• _Given exercise_:
Images do not belong in the copy. Retype all the entries below exactly.

• _Records to process_:
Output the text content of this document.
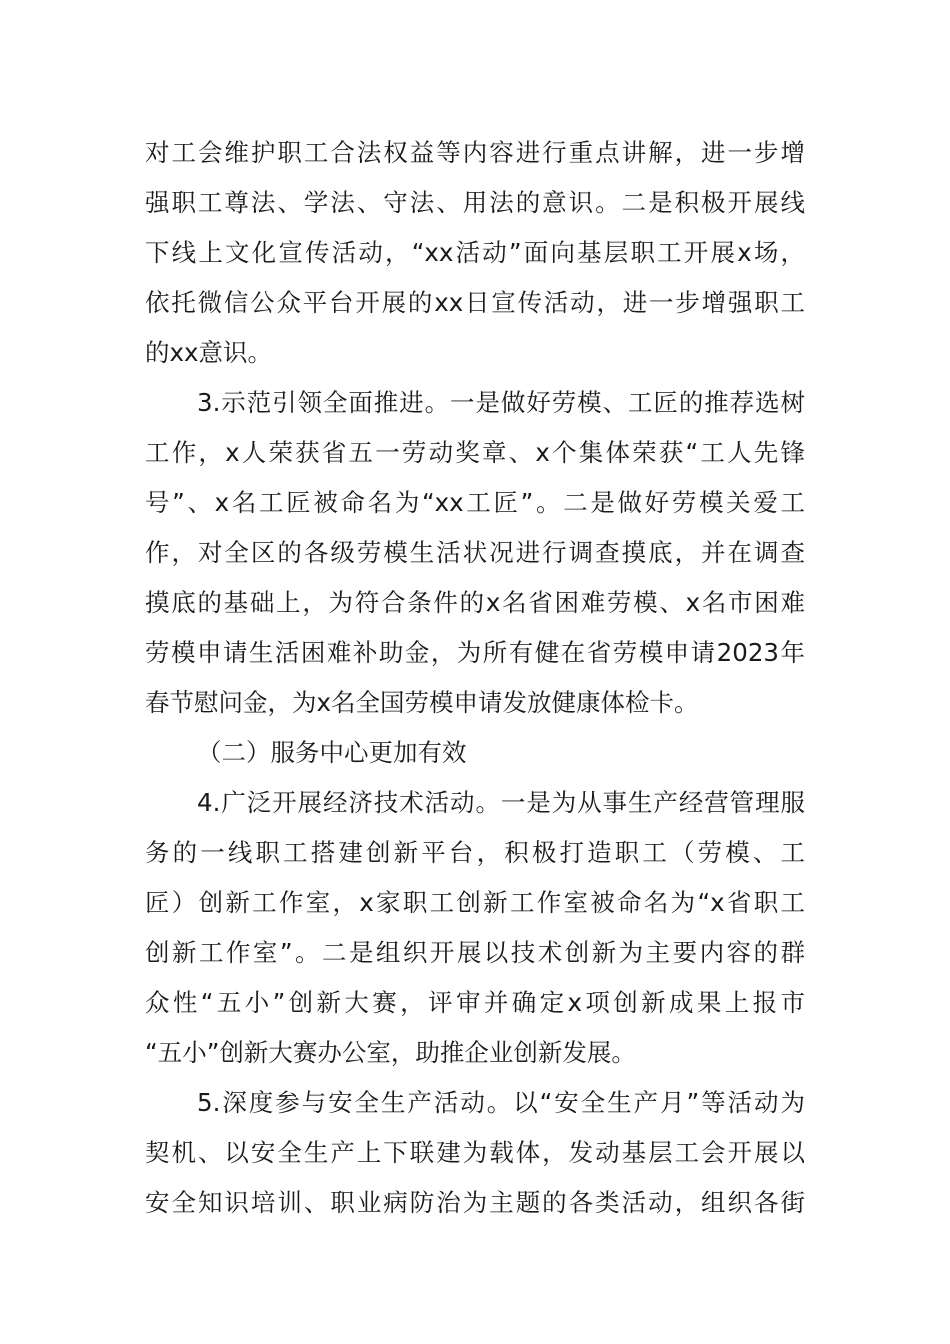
对工会维护职工合法权益等内容进行重点讲解，进一步增
强职工尊法、学法、守法、用法的意识。二是积极开展线
下线上文化宣传活动，“xx活动”面向基层职工开展x场，
依托微信公众平台开展的xx日宣传活动，进一步增强职工
的xx意识。
3.示范引领全面推进。一是做好劳模、工匠的推荐选树
工作，x人荣获省五一劳动奖章、x个集体荣获“工人先锋
号”、x名工匠被命名为“xx工匠”。二是做好劳模关爱工
作，对全区的各级劳模生活状况进行调查摸底，并在调查
摸底的基础上，为符合条件的x名省困难劳模、x名市困难
劳模申请生活困难补助金，为所有健在省劳模申请2023年
春节慰问金，为x名全国劳模申请发放健康体检卡。
（二）服务中心更加有效
4.广泛开展经济技术活动。一是为从事生产经营管理服
务的一线职工搭建创新平台，积极打造职工（劳模、工
匠）创新工作室，x家职工创新工作室被命名为“x省职工
创新工作室”。二是组织开展以技术创新为主要内容的群
众性“五小”创新大赛，评审并确定x项创新成果上报市
“五小”创新大赛办公室，助推企业创新发展。
5.深度参与安全生产活动。以“安全生产月”等活动为
契机、以安全生产上下联建为载体，发动基层工会开展以
安全知识培训、职业病防治为主题的各类活动，组织各街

• _In response_:
Output the text content of this document.
对工会维护职工合法权益等内容进行重点讲解，进一步增
强职工尊法、学法、守法、用法的意识。二是积极开展线
下线上文化宣传活动，“xx活动”面向基层职工开展x场，
依托微信公众平台开展的xx日宣传活动，进一步增强职工
的xx意识。
3.示范引领全面推进。一是做好劳模、工匠的推荐选树
工作，x人荣获省五一劳动奖章、x个集体荣获“工人先锋
号”、x名工匠被命名为“xx工匠”。二是做好劳模关爱工
作，对全区的各级劳模生活状况进行调查摸底，并在调查
摸底的基础上，为符合条件的x名省困难劳模、x名市困难
劳模申请生活困难补助金，为所有健在省劳模申请2023年
春节慰问金，为x名全国劳模申请发放健康体检卡。
（二）服务中心更加有效
4.广泛开展经济技术活动。一是为从事生产经营管理服
务的一线职工搭建创新平台，积极打造职工（劳模、工
匠）创新工作室，x家职工创新工作室被命名为“x省职工
创新工作室”。二是组织开展以技术创新为主要内容的群
众性“五小”创新大赛，评审并确定x项创新成果上报市
“五小”创新大赛办公室，助推企业创新发展。
5.深度参与安全生产活动。以“安全生产月”等活动为
契机、以安全生产上下联建为载体，发动基层工会开展以
安全知识培训、职业病防治为主题的各类活动，组织各街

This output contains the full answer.